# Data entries
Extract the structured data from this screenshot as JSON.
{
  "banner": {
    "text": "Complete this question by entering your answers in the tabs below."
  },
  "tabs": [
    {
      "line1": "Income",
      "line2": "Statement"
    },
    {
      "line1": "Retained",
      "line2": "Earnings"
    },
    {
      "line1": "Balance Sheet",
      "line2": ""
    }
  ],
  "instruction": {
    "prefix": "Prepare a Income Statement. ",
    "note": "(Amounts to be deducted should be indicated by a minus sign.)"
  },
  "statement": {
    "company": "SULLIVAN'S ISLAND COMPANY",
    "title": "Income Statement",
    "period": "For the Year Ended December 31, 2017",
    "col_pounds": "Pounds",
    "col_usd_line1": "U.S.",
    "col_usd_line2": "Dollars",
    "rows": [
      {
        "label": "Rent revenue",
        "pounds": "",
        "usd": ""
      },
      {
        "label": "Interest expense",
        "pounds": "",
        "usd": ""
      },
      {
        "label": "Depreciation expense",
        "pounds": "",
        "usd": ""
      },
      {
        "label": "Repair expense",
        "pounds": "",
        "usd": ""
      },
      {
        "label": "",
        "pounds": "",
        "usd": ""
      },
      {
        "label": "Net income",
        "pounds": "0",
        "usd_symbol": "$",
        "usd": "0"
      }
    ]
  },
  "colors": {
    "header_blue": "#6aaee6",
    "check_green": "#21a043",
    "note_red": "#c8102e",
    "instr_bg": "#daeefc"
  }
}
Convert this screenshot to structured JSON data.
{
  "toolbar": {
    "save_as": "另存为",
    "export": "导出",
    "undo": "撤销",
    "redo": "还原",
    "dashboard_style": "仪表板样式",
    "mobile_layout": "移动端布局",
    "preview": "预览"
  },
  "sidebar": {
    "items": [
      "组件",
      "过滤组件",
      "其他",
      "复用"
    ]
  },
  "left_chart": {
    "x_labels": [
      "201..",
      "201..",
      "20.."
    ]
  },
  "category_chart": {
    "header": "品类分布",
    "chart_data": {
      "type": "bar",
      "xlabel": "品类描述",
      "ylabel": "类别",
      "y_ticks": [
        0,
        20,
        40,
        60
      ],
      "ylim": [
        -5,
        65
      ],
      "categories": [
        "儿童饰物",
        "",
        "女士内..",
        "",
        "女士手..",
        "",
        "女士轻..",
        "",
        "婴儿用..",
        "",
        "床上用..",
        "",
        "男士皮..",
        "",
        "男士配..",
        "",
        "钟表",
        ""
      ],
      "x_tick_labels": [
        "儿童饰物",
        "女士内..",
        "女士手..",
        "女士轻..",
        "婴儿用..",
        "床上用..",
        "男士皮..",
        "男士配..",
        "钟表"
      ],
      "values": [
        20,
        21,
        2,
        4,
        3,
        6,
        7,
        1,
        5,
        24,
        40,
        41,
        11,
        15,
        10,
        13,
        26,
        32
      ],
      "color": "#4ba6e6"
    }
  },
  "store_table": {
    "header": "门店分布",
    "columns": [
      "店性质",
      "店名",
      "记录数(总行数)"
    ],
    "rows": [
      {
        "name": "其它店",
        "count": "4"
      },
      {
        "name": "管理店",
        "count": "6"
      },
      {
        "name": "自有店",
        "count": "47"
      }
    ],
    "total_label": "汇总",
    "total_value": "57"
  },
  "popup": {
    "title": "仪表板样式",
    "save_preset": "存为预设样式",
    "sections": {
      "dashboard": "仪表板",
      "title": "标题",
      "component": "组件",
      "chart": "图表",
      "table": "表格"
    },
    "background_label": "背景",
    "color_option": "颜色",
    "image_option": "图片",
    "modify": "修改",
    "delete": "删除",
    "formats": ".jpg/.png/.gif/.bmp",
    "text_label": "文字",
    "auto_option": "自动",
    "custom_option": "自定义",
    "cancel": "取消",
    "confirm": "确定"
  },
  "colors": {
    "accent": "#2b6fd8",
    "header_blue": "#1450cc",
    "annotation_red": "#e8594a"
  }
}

# Written request
Copy every line of the material in which the word "expense" occurs.

# Right answer
        "label": "Interest expense",
        "label": "Depreciation expense",
        "label": "Repair expense",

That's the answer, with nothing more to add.